● **JOB**:
Pull out every line with the word "JSON".

● **RECORDS FOR THE EXERCISE**:
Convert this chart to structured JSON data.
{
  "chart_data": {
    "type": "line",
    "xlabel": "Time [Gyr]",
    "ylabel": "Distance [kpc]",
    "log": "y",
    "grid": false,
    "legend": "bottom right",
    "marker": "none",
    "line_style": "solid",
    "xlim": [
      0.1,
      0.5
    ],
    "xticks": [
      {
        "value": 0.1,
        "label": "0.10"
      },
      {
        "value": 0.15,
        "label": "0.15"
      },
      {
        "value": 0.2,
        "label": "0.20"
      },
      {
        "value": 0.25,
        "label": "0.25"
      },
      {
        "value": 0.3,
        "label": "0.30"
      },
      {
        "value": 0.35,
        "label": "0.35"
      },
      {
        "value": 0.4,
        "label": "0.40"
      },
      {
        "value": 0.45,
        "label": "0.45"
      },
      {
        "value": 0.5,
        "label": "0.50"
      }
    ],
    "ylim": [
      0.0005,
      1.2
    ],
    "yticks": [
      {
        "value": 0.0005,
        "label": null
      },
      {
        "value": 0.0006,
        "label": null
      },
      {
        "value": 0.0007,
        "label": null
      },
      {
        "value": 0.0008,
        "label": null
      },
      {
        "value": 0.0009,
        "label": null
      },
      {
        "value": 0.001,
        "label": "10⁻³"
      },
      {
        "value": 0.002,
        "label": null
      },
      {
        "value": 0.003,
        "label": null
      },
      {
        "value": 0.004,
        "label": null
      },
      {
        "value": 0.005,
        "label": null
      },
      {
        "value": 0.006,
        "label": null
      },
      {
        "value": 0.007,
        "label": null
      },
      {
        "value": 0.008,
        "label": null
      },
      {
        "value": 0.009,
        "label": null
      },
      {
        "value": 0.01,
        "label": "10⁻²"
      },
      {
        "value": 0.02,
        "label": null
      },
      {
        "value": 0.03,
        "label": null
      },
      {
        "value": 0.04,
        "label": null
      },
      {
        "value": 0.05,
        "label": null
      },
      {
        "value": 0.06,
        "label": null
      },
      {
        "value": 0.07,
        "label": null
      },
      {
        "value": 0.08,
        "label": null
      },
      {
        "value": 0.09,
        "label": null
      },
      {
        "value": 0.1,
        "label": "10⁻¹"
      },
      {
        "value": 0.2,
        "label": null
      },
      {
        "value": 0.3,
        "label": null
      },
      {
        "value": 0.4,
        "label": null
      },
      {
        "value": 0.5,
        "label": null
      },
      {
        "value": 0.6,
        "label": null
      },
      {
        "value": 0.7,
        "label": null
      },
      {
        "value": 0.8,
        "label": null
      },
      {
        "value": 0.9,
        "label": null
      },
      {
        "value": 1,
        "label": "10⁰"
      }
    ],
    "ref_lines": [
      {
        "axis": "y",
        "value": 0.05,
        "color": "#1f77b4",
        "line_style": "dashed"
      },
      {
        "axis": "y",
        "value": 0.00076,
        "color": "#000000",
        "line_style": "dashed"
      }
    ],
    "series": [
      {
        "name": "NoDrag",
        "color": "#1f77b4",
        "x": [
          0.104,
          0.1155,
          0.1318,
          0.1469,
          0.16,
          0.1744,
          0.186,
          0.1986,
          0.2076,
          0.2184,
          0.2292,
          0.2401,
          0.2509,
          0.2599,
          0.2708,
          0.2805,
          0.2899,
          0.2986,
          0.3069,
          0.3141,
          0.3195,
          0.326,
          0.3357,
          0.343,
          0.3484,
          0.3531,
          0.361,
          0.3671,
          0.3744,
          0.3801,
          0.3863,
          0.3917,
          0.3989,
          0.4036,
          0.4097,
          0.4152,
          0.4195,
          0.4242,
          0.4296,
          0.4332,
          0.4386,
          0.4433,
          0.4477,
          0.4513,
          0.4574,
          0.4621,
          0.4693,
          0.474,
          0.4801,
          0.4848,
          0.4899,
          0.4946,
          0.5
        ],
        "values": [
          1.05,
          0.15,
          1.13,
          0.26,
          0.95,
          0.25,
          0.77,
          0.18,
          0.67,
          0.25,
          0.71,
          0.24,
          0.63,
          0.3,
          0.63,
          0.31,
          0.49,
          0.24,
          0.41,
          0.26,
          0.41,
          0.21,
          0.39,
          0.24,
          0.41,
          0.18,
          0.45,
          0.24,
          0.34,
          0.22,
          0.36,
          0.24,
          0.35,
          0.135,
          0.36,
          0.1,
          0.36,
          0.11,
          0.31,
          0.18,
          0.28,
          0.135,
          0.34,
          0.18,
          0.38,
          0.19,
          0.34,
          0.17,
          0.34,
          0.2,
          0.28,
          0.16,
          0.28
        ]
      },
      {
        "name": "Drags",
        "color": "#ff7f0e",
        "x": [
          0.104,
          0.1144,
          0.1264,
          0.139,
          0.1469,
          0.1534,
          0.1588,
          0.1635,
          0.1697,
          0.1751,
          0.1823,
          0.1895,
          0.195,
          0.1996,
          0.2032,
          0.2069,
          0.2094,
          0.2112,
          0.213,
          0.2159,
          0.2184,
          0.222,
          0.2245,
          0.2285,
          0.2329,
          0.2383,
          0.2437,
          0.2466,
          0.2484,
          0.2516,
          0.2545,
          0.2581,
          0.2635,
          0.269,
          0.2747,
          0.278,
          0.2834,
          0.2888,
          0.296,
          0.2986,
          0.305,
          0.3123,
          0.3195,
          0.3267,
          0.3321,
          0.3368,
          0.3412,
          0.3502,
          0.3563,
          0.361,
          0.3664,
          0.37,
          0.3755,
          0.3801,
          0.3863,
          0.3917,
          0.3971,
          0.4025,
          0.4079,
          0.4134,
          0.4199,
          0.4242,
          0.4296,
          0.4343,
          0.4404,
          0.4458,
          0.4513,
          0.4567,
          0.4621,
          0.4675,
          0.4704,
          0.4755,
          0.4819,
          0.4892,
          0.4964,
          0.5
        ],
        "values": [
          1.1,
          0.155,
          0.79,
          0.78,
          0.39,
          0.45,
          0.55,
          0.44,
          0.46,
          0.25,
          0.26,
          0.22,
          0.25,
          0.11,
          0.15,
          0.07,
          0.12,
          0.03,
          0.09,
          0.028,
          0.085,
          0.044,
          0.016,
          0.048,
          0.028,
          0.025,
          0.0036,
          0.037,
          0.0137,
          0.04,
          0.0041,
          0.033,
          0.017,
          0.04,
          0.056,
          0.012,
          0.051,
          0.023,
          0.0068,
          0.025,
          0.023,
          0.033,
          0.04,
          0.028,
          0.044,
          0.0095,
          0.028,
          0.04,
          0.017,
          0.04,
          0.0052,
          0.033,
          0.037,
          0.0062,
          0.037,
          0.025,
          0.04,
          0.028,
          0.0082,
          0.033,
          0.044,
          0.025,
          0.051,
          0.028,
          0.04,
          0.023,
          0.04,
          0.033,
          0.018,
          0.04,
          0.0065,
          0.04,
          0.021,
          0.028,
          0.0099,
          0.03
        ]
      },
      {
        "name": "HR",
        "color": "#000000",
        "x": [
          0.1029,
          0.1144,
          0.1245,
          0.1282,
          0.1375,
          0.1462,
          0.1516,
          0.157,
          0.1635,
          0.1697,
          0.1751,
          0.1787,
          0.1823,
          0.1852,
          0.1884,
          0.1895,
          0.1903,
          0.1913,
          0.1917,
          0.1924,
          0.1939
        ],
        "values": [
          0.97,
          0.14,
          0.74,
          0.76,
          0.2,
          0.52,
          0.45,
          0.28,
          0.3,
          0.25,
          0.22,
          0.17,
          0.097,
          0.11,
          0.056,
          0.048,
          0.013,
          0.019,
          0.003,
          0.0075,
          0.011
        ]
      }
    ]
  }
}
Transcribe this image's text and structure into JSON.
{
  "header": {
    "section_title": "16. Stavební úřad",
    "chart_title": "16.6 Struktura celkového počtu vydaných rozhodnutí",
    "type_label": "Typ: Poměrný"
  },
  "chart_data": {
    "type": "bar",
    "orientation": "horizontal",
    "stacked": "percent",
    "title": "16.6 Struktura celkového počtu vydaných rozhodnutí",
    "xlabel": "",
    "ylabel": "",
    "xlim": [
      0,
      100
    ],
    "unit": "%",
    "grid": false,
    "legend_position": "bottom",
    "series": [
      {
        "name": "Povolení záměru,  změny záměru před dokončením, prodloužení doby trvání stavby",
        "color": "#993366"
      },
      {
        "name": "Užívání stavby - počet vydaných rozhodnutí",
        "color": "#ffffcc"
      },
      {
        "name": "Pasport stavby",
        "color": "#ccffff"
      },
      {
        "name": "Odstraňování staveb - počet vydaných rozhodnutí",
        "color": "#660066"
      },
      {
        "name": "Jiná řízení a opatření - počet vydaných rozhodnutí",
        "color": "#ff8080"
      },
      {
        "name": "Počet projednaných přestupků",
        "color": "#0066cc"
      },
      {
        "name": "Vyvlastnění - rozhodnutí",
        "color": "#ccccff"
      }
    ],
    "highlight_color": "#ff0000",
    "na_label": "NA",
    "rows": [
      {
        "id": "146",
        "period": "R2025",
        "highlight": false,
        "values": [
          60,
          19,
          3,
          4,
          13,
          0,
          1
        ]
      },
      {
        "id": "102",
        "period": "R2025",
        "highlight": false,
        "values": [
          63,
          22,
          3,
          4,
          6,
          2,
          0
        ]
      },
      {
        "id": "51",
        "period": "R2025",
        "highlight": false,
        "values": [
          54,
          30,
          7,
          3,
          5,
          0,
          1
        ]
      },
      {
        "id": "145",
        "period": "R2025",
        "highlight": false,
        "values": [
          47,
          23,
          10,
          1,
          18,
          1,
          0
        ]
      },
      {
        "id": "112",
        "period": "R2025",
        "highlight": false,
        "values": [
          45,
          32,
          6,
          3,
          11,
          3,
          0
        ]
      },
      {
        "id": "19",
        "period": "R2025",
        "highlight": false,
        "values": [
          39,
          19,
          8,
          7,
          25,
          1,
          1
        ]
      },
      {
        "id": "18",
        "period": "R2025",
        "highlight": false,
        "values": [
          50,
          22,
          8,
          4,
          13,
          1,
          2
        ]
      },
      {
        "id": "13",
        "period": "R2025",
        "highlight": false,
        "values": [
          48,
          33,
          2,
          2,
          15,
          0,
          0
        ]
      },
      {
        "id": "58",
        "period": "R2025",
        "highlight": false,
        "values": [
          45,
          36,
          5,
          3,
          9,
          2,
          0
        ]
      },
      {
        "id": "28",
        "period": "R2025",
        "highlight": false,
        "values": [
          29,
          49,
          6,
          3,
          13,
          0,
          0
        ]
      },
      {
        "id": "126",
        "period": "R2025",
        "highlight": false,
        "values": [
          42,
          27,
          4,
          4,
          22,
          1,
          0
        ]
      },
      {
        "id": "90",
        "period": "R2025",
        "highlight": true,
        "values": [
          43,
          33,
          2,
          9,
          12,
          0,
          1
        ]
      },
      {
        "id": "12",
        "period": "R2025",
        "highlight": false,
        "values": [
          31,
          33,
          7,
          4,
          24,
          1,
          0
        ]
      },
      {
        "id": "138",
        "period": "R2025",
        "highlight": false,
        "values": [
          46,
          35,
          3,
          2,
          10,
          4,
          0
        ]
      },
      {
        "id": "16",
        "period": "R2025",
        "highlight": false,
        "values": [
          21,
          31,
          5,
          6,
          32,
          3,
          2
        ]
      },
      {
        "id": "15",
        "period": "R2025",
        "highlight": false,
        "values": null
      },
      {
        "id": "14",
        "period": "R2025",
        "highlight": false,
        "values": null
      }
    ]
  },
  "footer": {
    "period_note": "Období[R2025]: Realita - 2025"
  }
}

● **CORRECT RESPONSE**:
Convert this chart to structured JSON data.
Transcribe this image's text and structure into JSON.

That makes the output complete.